* **TASK OBJECTIVE**
Restate all the material verbatim, except for the pictures.

* **MATERIAL SUPPLIED**
--- start ---

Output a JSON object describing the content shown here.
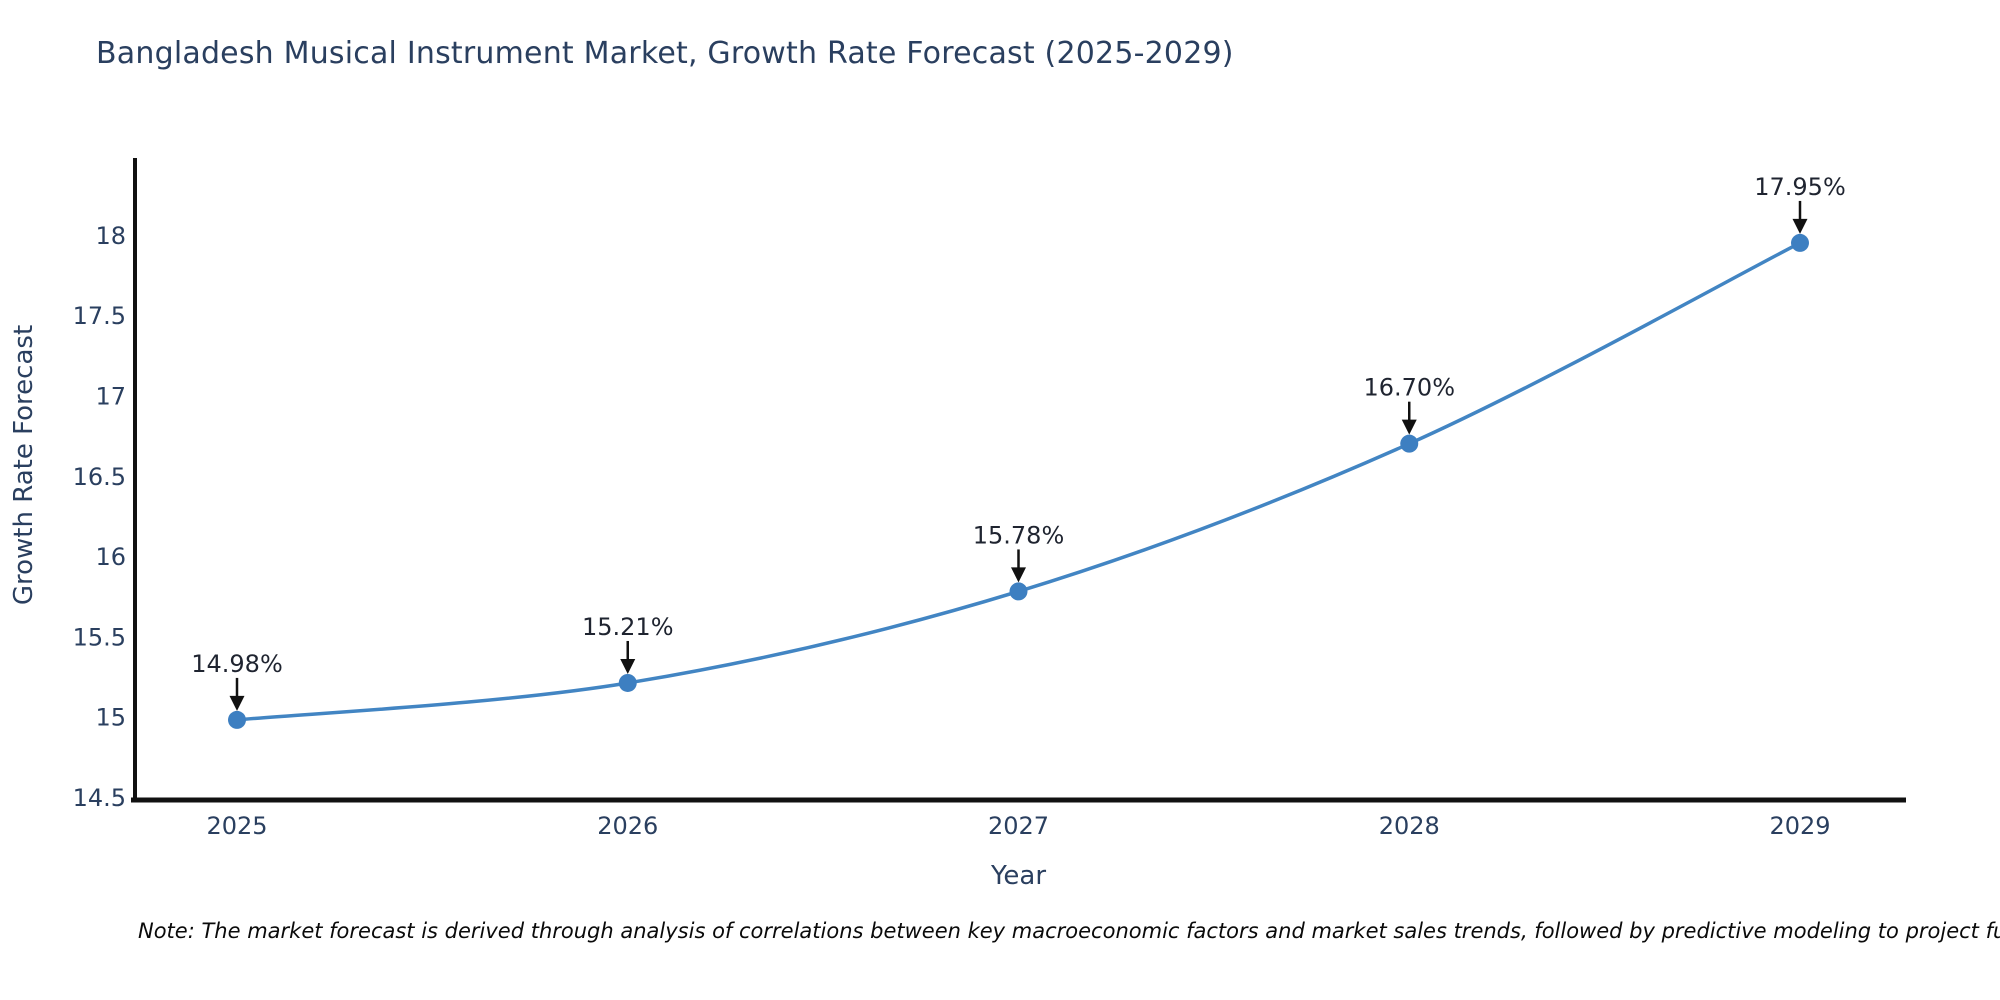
{
  "title": "Bangladesh Musical Instrument Market, Growth Rate Forecast (2025-2029)",
  "note": "Note: The market forecast is derived through analysis of correlations between key macroeconomic factors and market sales trends, followed by predictive modeling to project future sal",
  "chart_data": {
    "type": "line",
    "curve": "spline",
    "title": "Bangladesh Musical Instrument Market, Growth Rate Forecast (2025-2029)",
    "xlabel": "Year",
    "ylabel": "Growth Rate Forecast",
    "x": [
      2025,
      2026,
      2027,
      2028,
      2029
    ],
    "xtick_labels": [
      "2025",
      "2026",
      "2027",
      "2028",
      "2029"
    ],
    "series": [
      {
        "name": "Growth Rate Forecast",
        "values": [
          14.98,
          15.21,
          15.78,
          16.7,
          17.95
        ]
      }
    ],
    "point_labels": [
      "14.98%",
      "15.21%",
      "15.78%",
      "16.70%",
      "17.95%"
    ],
    "ylim": [
      14.5,
      18.47
    ],
    "yticks": [
      14.5,
      15,
      15.5,
      16,
      16.5,
      17,
      17.5,
      18
    ],
    "ytick_labels": [
      "14.5",
      "15",
      "15.5",
      "16",
      "16.5",
      "17",
      "17.5",
      "18"
    ],
    "grid": false,
    "legend_position": "none"
  },
  "colors": {
    "background": "#ffffff",
    "title_text": "#2a3f5f",
    "tick_label": "#2a3f5f",
    "axis_title": "#2a3f5f",
    "axis_line": "#111111",
    "line": "#4285c3",
    "marker": "#3d7fc1",
    "annotation_text": "#1f2430",
    "annotation_arrow": "#111111",
    "note_text": "#0a0a0a"
  }
}
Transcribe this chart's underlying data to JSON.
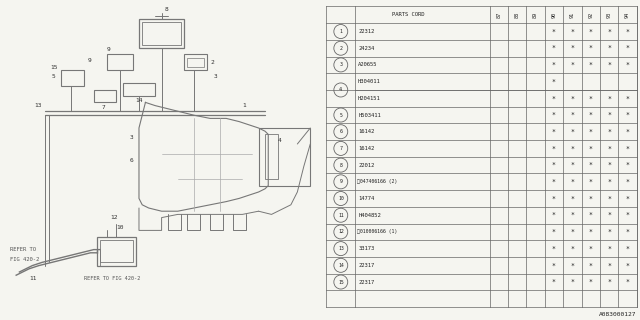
{
  "part_number_label": "A083000127",
  "rows": [
    {
      "num": "1",
      "part": "22312",
      "marks": [
        0,
        0,
        0,
        1,
        1,
        1,
        1,
        1
      ]
    },
    {
      "num": "2",
      "part": "24234",
      "marks": [
        0,
        0,
        0,
        1,
        1,
        1,
        1,
        1
      ]
    },
    {
      "num": "3",
      "part": "A20655",
      "marks": [
        0,
        0,
        0,
        1,
        1,
        1,
        1,
        1
      ]
    },
    {
      "num": "4a",
      "part": "H304011",
      "marks": [
        0,
        0,
        0,
        1,
        0,
        0,
        0,
        0
      ]
    },
    {
      "num": "4b",
      "part": "H204151",
      "marks": [
        0,
        0,
        0,
        1,
        1,
        1,
        1,
        1
      ]
    },
    {
      "num": "5",
      "part": "H503411",
      "marks": [
        0,
        0,
        0,
        1,
        1,
        1,
        1,
        1
      ]
    },
    {
      "num": "6",
      "part": "16142",
      "marks": [
        0,
        0,
        0,
        1,
        1,
        1,
        1,
        1
      ]
    },
    {
      "num": "7",
      "part": "16142",
      "marks": [
        0,
        0,
        0,
        1,
        1,
        1,
        1,
        1
      ]
    },
    {
      "num": "8",
      "part": "22012",
      "marks": [
        0,
        0,
        0,
        1,
        1,
        1,
        1,
        1
      ]
    },
    {
      "num": "9",
      "part": "S047406166 (2)",
      "marks": [
        0,
        0,
        0,
        1,
        1,
        1,
        1,
        1
      ]
    },
    {
      "num": "10",
      "part": "14774",
      "marks": [
        0,
        0,
        0,
        1,
        1,
        1,
        1,
        1
      ]
    },
    {
      "num": "11",
      "part": "H404852",
      "marks": [
        0,
        0,
        0,
        1,
        1,
        1,
        1,
        1
      ]
    },
    {
      "num": "12",
      "part": "B010006166 (1)",
      "marks": [
        0,
        0,
        0,
        1,
        1,
        1,
        1,
        1
      ]
    },
    {
      "num": "13",
      "part": "33173",
      "marks": [
        0,
        0,
        0,
        1,
        1,
        1,
        1,
        1
      ]
    },
    {
      "num": "14",
      "part": "22317",
      "marks": [
        0,
        0,
        0,
        1,
        1,
        1,
        1,
        1
      ]
    },
    {
      "num": "15",
      "part": "22317",
      "marks": [
        0,
        0,
        0,
        1,
        1,
        1,
        1,
        1
      ]
    }
  ],
  "year_cols": [
    "87",
    "88",
    "89",
    "90",
    "91",
    "92",
    "93",
    "94"
  ],
  "bg_color": "#f5f5f0",
  "lc": "#666666",
  "tc": "#222222"
}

--- end ---

* **FINISHED TASK**
Output a JSON object describing the content shown here.
{
  "title": "Bangladesh Musical Instrument Market, Growth Rate Forecast (2025-2029)",
  "note": "Note: The market forecast is derived through analysis of correlations between key macroeconomic factors and market sales trends, followed by predictive modeling to project future sal",
  "chart_data": {
    "type": "line",
    "curve": "spline",
    "title": "Bangladesh Musical Instrument Market, Growth Rate Forecast (2025-2029)",
    "xlabel": "Year",
    "ylabel": "Growth Rate Forecast",
    "x": [
      2025,
      2026,
      2027,
      2028,
      2029
    ],
    "xtick_labels": [
      "2025",
      "2026",
      "2027",
      "2028",
      "2029"
    ],
    "series": [
      {
        "name": "Growth Rate Forecast",
        "values": [
          14.98,
          15.21,
          15.78,
          16.7,
          17.95
        ]
      }
    ],
    "point_labels": [
      "14.98%",
      "15.21%",
      "15.78%",
      "16.70%",
      "17.95%"
    ],
    "ylim": [
      14.5,
      18.47
    ],
    "yticks": [
      14.5,
      15,
      15.5,
      16,
      16.5,
      17,
      17.5,
      18
    ],
    "ytick_labels": [
      "14.5",
      "15",
      "15.5",
      "16",
      "16.5",
      "17",
      "17.5",
      "18"
    ],
    "grid": false,
    "legend_position": "none"
  },
  "colors": {
    "background": "#ffffff",
    "title_text": "#2a3f5f",
    "tick_label": "#2a3f5f",
    "axis_title": "#2a3f5f",
    "axis_line": "#111111",
    "line": "#4285c3",
    "marker": "#3d7fc1",
    "annotation_text": "#1f2430",
    "annotation_arrow": "#111111",
    "note_text": "#0a0a0a"
  }
}
Transcribe this chart's underlying data to JSON.
{
  "part_number_label": "A083000127",
  "rows": [
    {
      "num": "1",
      "part": "22312",
      "marks": [
        0,
        0,
        0,
        1,
        1,
        1,
        1,
        1
      ]
    },
    {
      "num": "2",
      "part": "24234",
      "marks": [
        0,
        0,
        0,
        1,
        1,
        1,
        1,
        1
      ]
    },
    {
      "num": "3",
      "part": "A20655",
      "marks": [
        0,
        0,
        0,
        1,
        1,
        1,
        1,
        1
      ]
    },
    {
      "num": "4a",
      "part": "H304011",
      "marks": [
        0,
        0,
        0,
        1,
        0,
        0,
        0,
        0
      ]
    },
    {
      "num": "4b",
      "part": "H204151",
      "marks": [
        0,
        0,
        0,
        1,
        1,
        1,
        1,
        1
      ]
    },
    {
      "num": "5",
      "part": "H503411",
      "marks": [
        0,
        0,
        0,
        1,
        1,
        1,
        1,
        1
      ]
    },
    {
      "num": "6",
      "part": "16142",
      "marks": [
        0,
        0,
        0,
        1,
        1,
        1,
        1,
        1
      ]
    },
    {
      "num": "7",
      "part": "16142",
      "marks": [
        0,
        0,
        0,
        1,
        1,
        1,
        1,
        1
      ]
    },
    {
      "num": "8",
      "part": "22012",
      "marks": [
        0,
        0,
        0,
        1,
        1,
        1,
        1,
        1
      ]
    },
    {
      "num": "9",
      "part": "S047406166 (2)",
      "marks": [
        0,
        0,
        0,
        1,
        1,
        1,
        1,
        1
      ]
    },
    {
      "num": "10",
      "part": "14774",
      "marks": [
        0,
        0,
        0,
        1,
        1,
        1,
        1,
        1
      ]
    },
    {
      "num": "11",
      "part": "H404852",
      "marks": [
        0,
        0,
        0,
        1,
        1,
        1,
        1,
        1
      ]
    },
    {
      "num": "12",
      "part": "B010006166 (1)",
      "marks": [
        0,
        0,
        0,
        1,
        1,
        1,
        1,
        1
      ]
    },
    {
      "num": "13",
      "part": "33173",
      "marks": [
        0,
        0,
        0,
        1,
        1,
        1,
        1,
        1
      ]
    },
    {
      "num": "14",
      "part": "22317",
      "marks": [
        0,
        0,
        0,
        1,
        1,
        1,
        1,
        1
      ]
    },
    {
      "num": "15",
      "part": "22317",
      "marks": [
        0,
        0,
        0,
        1,
        1,
        1,
        1,
        1
      ]
    }
  ],
  "year_cols": [
    "87",
    "88",
    "89",
    "90",
    "91",
    "92",
    "93",
    "94"
  ],
  "bg_color": "#f5f5f0",
  "lc": "#666666",
  "tc": "#222222"
}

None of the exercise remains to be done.